Element and region listings:
_ _ _ _ _ _ _

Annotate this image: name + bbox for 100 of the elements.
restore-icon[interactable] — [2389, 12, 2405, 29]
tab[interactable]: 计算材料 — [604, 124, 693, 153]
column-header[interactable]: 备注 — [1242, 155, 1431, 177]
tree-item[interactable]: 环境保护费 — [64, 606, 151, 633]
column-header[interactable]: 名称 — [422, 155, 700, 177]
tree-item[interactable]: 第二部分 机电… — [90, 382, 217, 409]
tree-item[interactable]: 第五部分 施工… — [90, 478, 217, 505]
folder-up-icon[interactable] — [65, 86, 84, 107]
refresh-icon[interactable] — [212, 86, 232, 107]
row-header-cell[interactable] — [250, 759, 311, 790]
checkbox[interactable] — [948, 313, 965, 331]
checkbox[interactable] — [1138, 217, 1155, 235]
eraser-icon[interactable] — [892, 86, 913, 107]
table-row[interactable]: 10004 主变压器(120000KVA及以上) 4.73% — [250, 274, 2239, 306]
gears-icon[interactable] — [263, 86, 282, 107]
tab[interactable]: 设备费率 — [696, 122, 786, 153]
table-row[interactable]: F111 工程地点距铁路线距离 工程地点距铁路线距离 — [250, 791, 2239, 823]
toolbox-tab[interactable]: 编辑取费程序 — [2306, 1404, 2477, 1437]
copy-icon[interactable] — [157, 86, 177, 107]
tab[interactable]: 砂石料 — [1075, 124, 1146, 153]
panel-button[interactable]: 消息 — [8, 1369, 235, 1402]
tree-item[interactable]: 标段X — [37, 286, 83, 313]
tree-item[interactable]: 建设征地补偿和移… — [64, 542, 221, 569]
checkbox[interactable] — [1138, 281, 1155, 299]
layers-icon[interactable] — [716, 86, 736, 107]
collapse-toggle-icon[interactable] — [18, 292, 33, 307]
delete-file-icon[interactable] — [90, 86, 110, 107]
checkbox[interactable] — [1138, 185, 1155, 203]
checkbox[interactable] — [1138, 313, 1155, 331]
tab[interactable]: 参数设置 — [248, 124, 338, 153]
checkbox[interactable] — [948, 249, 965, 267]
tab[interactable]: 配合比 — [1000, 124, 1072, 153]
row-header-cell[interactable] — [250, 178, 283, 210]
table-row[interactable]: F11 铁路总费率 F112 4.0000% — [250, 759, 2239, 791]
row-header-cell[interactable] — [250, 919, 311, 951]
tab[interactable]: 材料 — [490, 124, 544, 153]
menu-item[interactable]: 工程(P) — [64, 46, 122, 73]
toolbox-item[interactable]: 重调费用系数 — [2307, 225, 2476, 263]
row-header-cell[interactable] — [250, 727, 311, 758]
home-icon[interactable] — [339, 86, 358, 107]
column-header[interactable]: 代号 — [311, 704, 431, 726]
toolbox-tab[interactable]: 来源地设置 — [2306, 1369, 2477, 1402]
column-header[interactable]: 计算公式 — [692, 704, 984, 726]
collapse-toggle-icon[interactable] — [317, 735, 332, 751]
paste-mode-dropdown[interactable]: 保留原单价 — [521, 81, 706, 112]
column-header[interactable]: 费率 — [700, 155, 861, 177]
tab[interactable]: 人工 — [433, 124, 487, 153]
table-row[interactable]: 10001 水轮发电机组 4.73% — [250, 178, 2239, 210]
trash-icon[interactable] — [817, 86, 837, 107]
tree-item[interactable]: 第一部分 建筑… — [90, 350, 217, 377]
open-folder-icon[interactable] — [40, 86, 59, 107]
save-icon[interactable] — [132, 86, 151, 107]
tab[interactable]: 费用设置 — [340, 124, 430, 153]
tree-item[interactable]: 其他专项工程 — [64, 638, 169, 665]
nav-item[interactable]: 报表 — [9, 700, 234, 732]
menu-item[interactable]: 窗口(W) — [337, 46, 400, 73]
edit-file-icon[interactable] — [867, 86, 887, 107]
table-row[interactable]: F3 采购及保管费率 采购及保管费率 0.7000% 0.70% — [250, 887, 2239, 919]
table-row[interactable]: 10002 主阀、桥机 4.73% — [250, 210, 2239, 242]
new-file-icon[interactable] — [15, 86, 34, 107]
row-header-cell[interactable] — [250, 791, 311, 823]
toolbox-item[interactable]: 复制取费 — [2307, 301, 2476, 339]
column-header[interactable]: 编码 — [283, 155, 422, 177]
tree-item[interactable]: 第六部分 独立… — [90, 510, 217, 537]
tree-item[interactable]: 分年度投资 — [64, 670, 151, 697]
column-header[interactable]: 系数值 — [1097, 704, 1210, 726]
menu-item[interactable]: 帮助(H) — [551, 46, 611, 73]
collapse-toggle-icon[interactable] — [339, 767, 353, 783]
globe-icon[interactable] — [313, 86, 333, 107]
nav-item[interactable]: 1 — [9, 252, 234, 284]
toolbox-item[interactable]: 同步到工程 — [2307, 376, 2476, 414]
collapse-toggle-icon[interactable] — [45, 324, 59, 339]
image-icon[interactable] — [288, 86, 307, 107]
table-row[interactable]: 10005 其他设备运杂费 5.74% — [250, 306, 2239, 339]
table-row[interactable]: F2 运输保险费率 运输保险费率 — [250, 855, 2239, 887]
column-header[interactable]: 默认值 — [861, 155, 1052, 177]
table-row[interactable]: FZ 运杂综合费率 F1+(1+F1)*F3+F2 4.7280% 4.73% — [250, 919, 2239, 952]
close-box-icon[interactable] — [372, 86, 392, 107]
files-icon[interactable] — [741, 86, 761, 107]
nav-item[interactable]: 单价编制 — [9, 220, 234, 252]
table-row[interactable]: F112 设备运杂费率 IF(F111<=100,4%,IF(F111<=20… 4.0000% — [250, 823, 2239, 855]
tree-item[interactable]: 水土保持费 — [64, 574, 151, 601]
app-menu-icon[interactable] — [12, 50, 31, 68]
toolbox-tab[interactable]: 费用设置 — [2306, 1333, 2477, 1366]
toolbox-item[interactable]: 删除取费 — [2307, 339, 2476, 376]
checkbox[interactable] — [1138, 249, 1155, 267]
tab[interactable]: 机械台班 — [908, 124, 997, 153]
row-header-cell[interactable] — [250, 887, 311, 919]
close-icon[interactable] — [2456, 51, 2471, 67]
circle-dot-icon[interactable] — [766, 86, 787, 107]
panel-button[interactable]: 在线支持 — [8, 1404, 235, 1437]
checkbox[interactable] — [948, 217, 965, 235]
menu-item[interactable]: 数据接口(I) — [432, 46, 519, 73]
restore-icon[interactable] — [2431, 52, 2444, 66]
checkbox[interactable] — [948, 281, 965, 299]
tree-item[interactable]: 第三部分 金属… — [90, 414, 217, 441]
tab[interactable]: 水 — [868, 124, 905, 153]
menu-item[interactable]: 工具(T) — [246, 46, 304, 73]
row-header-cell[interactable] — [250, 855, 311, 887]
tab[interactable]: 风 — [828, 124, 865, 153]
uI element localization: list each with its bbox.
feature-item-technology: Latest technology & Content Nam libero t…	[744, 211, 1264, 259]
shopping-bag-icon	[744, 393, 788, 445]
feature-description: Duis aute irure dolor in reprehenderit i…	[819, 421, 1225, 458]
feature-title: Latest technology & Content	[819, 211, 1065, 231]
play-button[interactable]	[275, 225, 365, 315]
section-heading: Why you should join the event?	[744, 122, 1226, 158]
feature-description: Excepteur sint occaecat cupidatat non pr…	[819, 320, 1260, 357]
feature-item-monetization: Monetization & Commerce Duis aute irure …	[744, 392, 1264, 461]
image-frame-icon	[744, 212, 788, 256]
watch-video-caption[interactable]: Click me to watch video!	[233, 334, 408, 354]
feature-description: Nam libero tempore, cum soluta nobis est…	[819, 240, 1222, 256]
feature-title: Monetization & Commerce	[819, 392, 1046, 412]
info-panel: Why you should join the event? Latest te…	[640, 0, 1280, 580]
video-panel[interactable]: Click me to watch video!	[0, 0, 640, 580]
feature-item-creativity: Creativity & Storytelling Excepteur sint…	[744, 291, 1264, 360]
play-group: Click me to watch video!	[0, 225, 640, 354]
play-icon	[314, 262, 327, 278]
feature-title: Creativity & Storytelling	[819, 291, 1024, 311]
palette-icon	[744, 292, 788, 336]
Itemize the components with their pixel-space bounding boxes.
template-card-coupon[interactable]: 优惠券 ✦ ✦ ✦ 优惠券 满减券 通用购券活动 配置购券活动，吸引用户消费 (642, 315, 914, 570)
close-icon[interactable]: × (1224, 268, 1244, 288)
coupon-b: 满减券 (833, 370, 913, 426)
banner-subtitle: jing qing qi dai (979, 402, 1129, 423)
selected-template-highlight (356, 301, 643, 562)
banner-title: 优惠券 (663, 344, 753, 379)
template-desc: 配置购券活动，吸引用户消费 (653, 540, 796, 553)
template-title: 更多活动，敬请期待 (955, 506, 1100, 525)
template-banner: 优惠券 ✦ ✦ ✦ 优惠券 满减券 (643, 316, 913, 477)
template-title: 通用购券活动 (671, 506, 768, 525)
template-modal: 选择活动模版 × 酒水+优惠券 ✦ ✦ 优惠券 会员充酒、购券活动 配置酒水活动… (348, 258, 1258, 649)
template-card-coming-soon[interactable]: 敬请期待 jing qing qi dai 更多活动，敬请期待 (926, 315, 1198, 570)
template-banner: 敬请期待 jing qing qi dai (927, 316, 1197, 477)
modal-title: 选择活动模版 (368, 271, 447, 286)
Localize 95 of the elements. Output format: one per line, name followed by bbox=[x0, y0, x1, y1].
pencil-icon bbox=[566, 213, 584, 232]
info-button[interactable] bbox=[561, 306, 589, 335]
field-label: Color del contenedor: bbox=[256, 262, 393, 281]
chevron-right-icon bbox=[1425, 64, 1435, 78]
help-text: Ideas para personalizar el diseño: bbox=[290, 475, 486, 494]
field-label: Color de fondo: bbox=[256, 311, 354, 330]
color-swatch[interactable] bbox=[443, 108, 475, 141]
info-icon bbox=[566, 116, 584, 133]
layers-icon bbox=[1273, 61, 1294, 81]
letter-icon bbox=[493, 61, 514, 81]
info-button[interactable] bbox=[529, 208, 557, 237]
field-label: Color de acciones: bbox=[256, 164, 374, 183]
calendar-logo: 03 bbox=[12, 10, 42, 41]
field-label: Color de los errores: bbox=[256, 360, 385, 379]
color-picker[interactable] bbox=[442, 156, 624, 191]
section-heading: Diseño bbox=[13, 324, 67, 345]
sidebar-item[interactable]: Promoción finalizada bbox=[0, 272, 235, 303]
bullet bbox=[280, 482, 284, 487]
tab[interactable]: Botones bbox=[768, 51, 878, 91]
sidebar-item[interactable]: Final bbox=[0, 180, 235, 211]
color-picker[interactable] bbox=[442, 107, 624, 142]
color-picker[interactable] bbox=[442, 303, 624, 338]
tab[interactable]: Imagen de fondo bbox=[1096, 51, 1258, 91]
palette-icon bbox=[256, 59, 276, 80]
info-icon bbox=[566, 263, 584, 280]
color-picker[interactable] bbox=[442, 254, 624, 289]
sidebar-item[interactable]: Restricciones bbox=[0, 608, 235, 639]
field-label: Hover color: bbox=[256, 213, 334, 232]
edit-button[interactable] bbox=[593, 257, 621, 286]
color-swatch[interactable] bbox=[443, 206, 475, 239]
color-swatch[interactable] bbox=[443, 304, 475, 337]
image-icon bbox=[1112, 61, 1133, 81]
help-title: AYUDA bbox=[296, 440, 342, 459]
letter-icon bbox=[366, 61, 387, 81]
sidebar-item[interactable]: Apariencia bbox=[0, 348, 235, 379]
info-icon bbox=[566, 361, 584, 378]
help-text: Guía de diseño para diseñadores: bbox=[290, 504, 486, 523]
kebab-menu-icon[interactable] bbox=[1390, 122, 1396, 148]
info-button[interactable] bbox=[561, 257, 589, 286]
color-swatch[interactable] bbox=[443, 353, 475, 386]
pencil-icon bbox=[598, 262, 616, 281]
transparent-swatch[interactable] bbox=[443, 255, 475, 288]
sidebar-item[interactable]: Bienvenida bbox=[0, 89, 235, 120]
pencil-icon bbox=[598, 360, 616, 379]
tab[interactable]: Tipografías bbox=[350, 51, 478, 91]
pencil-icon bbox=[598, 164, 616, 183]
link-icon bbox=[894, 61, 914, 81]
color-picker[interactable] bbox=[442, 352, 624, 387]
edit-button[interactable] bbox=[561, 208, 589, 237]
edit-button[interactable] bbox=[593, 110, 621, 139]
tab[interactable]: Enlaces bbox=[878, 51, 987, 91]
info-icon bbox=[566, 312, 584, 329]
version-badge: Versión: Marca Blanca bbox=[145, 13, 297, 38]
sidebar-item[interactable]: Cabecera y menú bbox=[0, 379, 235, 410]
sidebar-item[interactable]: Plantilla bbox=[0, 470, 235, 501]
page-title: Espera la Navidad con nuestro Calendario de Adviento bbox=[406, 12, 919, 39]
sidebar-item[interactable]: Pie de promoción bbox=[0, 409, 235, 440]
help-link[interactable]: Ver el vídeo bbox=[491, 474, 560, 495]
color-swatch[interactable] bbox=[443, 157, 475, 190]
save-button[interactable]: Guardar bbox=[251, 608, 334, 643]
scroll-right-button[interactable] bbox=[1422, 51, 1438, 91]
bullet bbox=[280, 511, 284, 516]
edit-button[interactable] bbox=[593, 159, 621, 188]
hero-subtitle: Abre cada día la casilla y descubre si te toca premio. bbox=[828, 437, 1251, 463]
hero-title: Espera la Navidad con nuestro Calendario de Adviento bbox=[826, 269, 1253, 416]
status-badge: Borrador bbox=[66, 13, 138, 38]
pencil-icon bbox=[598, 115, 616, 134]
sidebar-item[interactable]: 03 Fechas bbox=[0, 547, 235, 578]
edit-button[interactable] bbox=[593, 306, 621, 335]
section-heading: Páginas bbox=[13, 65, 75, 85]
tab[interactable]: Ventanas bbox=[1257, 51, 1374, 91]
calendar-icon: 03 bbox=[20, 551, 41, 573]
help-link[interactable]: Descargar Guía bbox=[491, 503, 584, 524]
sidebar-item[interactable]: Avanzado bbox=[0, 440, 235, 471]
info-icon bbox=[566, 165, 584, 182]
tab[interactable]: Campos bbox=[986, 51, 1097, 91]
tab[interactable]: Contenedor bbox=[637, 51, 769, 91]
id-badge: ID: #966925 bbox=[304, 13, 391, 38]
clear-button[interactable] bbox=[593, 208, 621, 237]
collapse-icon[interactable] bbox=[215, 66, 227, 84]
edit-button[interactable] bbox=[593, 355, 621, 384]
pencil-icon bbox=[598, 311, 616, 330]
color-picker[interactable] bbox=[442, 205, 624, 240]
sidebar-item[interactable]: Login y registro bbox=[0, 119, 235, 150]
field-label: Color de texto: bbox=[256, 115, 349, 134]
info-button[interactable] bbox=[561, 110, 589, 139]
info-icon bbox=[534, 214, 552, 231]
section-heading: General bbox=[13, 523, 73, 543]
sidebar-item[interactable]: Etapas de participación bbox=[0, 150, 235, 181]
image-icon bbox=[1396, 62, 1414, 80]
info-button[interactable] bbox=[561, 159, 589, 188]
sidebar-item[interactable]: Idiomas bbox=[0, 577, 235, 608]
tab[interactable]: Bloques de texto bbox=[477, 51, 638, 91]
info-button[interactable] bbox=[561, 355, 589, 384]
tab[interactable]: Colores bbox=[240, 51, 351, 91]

_ _ _ _ _ _ _

Copy out every line word for word, from the very start of the entries down through the line that contains "tree-item[interactable]: 第二部分 机电…".

## Response to the task
Annotate this image: name + bbox for 100 of the elements.
restore-icon[interactable] — [2389, 12, 2405, 29]
tab[interactable]: 计算材料 — [604, 124, 693, 153]
column-header[interactable]: 备注 — [1242, 155, 1431, 177]
tree-item[interactable]: 环境保护费 — [64, 606, 151, 633]
column-header[interactable]: 名称 — [422, 155, 700, 177]
tree-item[interactable]: 第二部分 机电… — [90, 382, 217, 409]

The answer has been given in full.